[Begin]
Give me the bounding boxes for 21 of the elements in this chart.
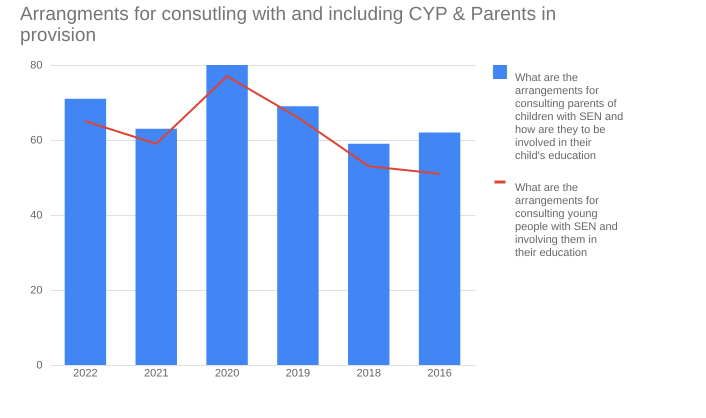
[End]
[Begin]
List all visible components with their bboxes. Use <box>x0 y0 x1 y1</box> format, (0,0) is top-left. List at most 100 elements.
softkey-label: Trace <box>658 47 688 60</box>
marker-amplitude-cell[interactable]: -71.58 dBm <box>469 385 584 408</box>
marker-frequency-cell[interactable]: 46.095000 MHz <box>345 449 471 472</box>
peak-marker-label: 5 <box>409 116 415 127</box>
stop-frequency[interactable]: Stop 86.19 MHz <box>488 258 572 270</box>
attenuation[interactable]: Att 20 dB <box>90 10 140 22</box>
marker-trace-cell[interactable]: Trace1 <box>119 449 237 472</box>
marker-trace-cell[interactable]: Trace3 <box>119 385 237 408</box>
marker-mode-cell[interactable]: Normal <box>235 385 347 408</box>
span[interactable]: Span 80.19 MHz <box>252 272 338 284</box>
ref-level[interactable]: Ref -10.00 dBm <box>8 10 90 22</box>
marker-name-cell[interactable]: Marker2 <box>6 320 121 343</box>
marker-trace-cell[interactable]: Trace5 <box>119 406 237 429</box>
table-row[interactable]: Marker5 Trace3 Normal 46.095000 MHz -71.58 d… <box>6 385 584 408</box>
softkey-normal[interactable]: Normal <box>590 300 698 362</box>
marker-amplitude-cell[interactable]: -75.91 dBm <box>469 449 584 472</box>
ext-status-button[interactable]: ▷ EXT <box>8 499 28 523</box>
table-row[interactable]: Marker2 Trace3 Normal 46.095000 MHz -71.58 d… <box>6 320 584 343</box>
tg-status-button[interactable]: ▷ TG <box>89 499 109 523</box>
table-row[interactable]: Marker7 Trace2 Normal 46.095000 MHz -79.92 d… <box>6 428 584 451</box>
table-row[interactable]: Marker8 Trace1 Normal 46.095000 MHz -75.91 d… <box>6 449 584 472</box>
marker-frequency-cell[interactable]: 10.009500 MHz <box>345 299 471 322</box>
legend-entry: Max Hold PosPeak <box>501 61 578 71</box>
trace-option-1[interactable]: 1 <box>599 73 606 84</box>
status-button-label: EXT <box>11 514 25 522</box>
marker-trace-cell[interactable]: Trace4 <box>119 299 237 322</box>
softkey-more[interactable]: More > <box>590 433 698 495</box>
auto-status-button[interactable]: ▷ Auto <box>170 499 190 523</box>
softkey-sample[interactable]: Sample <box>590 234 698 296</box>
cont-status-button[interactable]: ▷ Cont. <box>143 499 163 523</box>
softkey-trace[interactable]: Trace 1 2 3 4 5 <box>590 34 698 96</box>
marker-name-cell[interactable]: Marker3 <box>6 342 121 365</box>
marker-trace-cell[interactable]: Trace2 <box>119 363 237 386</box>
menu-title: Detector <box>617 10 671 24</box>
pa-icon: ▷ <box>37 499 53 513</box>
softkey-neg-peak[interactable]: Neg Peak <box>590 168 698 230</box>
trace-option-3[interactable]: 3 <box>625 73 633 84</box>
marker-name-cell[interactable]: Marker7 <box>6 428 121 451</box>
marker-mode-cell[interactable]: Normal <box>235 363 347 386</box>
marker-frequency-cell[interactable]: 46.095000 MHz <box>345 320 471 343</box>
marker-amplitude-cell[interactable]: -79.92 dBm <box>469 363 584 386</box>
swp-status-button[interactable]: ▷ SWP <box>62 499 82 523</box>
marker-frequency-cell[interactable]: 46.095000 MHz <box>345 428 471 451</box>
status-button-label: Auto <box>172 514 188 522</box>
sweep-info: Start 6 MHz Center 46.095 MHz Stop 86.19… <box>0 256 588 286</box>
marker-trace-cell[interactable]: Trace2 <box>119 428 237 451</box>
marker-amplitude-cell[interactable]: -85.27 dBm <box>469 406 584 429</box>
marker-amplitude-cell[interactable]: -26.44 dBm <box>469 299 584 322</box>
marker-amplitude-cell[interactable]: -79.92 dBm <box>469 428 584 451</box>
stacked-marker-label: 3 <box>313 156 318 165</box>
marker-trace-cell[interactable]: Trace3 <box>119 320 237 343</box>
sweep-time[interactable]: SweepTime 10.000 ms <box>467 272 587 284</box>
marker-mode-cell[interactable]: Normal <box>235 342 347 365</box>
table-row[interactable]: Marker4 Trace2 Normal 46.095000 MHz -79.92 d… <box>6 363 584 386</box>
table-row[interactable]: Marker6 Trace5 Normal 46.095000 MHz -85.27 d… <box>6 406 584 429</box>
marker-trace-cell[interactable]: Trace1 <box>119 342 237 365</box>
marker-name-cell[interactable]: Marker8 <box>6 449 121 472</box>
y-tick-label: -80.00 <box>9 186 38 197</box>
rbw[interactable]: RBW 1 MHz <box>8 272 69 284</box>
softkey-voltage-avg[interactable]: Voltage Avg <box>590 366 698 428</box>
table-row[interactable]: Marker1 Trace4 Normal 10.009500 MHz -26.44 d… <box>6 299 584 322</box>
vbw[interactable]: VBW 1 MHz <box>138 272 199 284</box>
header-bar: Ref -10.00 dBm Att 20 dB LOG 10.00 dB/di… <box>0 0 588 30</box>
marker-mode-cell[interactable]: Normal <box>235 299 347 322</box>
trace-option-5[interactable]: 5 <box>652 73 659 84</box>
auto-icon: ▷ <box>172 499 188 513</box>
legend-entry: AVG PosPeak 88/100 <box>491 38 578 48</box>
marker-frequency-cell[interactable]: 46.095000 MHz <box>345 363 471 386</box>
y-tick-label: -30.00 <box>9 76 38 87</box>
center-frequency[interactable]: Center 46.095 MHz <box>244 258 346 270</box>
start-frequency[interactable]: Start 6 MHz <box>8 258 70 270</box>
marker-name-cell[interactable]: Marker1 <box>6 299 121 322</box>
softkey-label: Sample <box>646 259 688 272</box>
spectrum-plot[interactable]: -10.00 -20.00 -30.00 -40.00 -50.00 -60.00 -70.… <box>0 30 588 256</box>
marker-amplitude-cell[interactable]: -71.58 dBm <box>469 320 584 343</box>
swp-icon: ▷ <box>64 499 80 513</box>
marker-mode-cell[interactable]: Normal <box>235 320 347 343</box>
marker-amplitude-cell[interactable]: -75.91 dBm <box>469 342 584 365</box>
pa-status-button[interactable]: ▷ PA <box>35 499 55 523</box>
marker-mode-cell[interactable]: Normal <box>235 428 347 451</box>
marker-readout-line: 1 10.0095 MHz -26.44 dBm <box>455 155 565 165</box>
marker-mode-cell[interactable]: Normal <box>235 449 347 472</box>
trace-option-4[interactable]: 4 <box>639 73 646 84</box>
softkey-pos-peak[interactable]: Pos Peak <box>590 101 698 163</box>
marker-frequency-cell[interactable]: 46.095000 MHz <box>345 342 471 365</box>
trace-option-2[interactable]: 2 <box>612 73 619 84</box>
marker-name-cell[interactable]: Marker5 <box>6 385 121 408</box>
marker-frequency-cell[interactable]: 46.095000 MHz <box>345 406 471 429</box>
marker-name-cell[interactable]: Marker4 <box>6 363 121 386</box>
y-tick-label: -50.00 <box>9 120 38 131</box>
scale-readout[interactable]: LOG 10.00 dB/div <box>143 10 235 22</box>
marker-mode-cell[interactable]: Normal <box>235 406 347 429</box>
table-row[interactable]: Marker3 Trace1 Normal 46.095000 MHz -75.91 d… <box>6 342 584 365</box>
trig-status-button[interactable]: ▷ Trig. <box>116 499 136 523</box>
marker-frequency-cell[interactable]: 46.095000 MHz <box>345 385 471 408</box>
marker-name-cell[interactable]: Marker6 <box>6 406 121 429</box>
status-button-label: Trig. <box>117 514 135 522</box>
[End]
- [EXERCISE TASK]: Tally the lines in the items that contain the string "softkey", treating uppercase and lowercase as different, and give only that number.

- [FINAL RESULT]: 9